- _TO DO_: Below is a listing; copy all of it exactly.

[Start of INPUT FOR THIS TASK]

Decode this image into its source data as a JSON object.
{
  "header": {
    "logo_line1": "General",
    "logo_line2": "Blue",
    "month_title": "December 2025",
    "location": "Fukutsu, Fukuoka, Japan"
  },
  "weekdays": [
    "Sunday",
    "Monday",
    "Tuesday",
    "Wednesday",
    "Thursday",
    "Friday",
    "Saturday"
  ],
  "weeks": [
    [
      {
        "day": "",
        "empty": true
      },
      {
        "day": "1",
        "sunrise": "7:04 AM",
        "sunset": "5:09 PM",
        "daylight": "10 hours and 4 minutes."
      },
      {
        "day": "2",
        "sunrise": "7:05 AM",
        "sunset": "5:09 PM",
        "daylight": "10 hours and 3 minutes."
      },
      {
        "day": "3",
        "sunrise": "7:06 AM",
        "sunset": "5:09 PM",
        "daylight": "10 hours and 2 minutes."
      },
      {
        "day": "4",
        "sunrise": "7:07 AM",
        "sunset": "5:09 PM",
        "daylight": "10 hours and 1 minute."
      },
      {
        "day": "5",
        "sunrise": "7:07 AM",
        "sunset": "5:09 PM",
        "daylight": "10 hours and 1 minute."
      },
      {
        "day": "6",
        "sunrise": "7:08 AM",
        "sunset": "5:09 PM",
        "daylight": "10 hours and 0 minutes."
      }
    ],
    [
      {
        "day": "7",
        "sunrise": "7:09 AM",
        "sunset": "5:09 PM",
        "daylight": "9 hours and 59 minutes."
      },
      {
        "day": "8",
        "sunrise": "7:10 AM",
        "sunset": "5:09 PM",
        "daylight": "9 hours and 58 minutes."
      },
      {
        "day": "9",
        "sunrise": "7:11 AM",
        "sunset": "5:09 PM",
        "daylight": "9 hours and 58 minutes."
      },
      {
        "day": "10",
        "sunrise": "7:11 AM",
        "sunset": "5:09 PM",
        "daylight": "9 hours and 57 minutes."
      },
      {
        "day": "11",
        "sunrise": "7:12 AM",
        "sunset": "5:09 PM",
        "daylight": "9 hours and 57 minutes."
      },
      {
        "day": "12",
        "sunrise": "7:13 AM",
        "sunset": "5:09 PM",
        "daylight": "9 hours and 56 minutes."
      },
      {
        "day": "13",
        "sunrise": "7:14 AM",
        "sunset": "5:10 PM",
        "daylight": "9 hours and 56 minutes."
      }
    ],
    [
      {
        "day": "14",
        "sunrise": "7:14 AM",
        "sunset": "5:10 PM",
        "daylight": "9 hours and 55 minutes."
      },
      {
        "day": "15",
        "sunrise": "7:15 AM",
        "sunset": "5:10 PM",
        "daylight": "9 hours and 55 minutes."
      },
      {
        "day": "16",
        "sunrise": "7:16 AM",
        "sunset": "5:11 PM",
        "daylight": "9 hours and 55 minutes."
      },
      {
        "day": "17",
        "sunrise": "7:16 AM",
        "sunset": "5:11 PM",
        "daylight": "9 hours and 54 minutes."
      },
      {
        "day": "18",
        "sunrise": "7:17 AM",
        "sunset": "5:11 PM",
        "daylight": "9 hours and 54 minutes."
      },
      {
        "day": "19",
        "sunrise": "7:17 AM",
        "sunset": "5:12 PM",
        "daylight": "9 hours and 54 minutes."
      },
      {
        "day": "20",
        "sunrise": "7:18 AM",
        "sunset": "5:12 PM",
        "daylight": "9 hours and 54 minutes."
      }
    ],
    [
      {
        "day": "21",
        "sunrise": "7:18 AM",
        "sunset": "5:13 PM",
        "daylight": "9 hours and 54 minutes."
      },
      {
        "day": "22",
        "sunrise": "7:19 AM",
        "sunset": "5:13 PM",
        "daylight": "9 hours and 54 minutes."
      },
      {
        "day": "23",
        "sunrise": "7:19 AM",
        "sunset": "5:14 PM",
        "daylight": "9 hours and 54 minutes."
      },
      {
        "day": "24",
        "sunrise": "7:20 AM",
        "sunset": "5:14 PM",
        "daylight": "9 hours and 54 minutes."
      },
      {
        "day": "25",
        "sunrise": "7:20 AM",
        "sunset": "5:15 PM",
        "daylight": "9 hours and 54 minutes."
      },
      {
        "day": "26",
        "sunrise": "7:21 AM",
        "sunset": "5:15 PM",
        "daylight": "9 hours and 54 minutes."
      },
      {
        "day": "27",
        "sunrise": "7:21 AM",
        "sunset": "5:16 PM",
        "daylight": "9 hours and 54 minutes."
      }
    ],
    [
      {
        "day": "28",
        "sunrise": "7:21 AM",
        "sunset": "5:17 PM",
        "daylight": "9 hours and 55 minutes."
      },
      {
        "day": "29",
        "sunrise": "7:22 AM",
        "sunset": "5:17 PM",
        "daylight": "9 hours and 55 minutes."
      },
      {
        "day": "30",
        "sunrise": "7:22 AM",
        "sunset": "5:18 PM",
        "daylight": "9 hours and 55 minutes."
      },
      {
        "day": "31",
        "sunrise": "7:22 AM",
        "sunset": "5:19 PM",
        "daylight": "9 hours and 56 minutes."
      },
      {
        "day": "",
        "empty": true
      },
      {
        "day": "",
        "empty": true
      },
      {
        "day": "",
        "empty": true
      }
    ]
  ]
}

[End of INPUT FOR THIS TASK]

- _SOLVED EXERCISE_:
Decode this image into its source data as a JSON object.
{
  "header": {
    "logo_line1": "General",
    "logo_line2": "Blue",
    "month_title": "December 2025",
    "location": "Fukutsu, Fukuoka, Japan"
  },
  "weekdays": [
    "Sunday",
    "Monday",
    "Tuesday",
    "Wednesday",
    "Thursday",
    "Friday",
    "Saturday"
  ],
  "weeks": [
    [
      {
        "day": "",
        "empty": true
      },
      {
        "day": "1",
        "sunrise": "7:04 AM",
        "sunset": "5:09 PM",
        "daylight": "10 hours and 4 minutes."
      },
      {
        "day": "2",
        "sunrise": "7:05 AM",
        "sunset": "5:09 PM",
        "daylight": "10 hours and 3 minutes."
      },
      {
        "day": "3",
        "sunrise": "7:06 AM",
        "sunset": "5:09 PM",
        "daylight": "10 hours and 2 minutes."
      },
      {
        "day": "4",
        "sunrise": "7:07 AM",
        "sunset": "5:09 PM",
        "daylight": "10 hours and 1 minute."
      },
      {
        "day": "5",
        "sunrise": "7:07 AM",
        "sunset": "5:09 PM",
        "daylight": "10 hours and 1 minute."
      },
      {
        "day": "6",
        "sunrise": "7:08 AM",
        "sunset": "5:09 PM",
        "daylight": "10 hours and 0 minutes."
      }
    ],
    [
      {
        "day": "7",
        "sunrise": "7:09 AM",
        "sunset": "5:09 PM",
        "daylight": "9 hours and 59 minutes."
      },
      {
        "day": "8",
        "sunrise": "7:10 AM",
        "sunset": "5:09 PM",
        "daylight": "9 hours and 58 minutes."
      },
      {
        "day": "9",
        "sunrise": "7:11 AM",
        "sunset": "5:09 PM",
        "daylight": "9 hours and 58 minutes."
      },
      {
        "day": "10",
        "sunrise": "7:11 AM",
        "sunset": "5:09 PM",
        "daylight": "9 hours and 57 minutes."
      },
      {
        "day": "11",
        "sunrise": "7:12 AM",
        "sunset": "5:09 PM",
        "daylight": "9 hours and 57 minutes."
      },
      {
        "day": "12",
        "sunrise": "7:13 AM",
        "sunset": "5:09 PM",
        "daylight": "9 hours and 56 minutes."
      },
      {
        "day": "13",
        "sunrise": "7:14 AM",
        "sunset": "5:10 PM",
        "daylight": "9 hours and 56 minutes."
      }
    ],
    [
      {
        "day": "14",
        "sunrise": "7:14 AM",
        "sunset": "5:10 PM",
        "daylight": "9 hours and 55 minutes."
      },
      {
        "day": "15",
        "sunrise": "7:15 AM",
        "sunset": "5:10 PM",
        "daylight": "9 hours and 55 minutes."
      },
      {
        "day": "16",
        "sunrise": "7:16 AM",
        "sunset": "5:11 PM",
        "daylight": "9 hours and 55 minutes."
      },
      {
        "day": "17",
        "sunrise": "7:16 AM",
        "sunset": "5:11 PM",
        "daylight": "9 hours and 54 minutes."
      },
      {
        "day": "18",
        "sunrise": "7:17 AM",
        "sunset": "5:11 PM",
        "daylight": "9 hours and 54 minutes."
      },
      {
        "day": "19",
        "sunrise": "7:17 AM",
        "sunset": "5:12 PM",
        "daylight": "9 hours and 54 minutes."
      },
      {
        "day": "20",
        "sunrise": "7:18 AM",
        "sunset": "5:12 PM",
        "daylight": "9 hours and 54 minutes."
      }
    ],
    [
      {
        "day": "21",
        "sunrise": "7:18 AM",
        "sunset": "5:13 PM",
        "daylight": "9 hours and 54 minutes."
      },
      {
        "day": "22",
        "sunrise": "7:19 AM",
        "sunset": "5:13 PM",
        "daylight": "9 hours and 54 minutes."
      },
      {
        "day": "23",
        "sunrise": "7:19 AM",
        "sunset": "5:14 PM",
        "daylight": "9 hours and 54 minutes."
      },
      {
        "day": "24",
        "sunrise": "7:20 AM",
        "sunset": "5:14 PM",
        "daylight": "9 hours and 54 minutes."
      },
      {
        "day": "25",
        "sunrise": "7:20 AM",
        "sunset": "5:15 PM",
        "daylight": "9 hours and 54 minutes."
      },
      {
        "day": "26",
        "sunrise": "7:21 AM",
        "sunset": "5:15 PM",
        "daylight": "9 hours and 54 minutes."
      },
      {
        "day": "27",
        "sunrise": "7:21 AM",
        "sunset": "5:16 PM",
        "daylight": "9 hours and 54 minutes."
      }
    ],
    [
      {
        "day": "28",
        "sunrise": "7:21 AM",
        "sunset": "5:17 PM",
        "daylight": "9 hours and 55 minutes."
      },
      {
        "day": "29",
        "sunrise": "7:22 AM",
        "sunset": "5:17 PM",
        "daylight": "9 hours and 55 minutes."
      },
      {
        "day": "30",
        "sunrise": "7:22 AM",
        "sunset": "5:18 PM",
        "daylight": "9 hours and 55 minutes."
      },
      {
        "day": "31",
        "sunrise": "7:22 AM",
        "sunset": "5:19 PM",
        "daylight": "9 hours and 56 minutes."
      },
      {
        "day": "",
        "empty": true
      },
      {
        "day": "",
        "empty": true
      },
      {
        "day": "",
        "empty": true
      }
    ]
  ]
}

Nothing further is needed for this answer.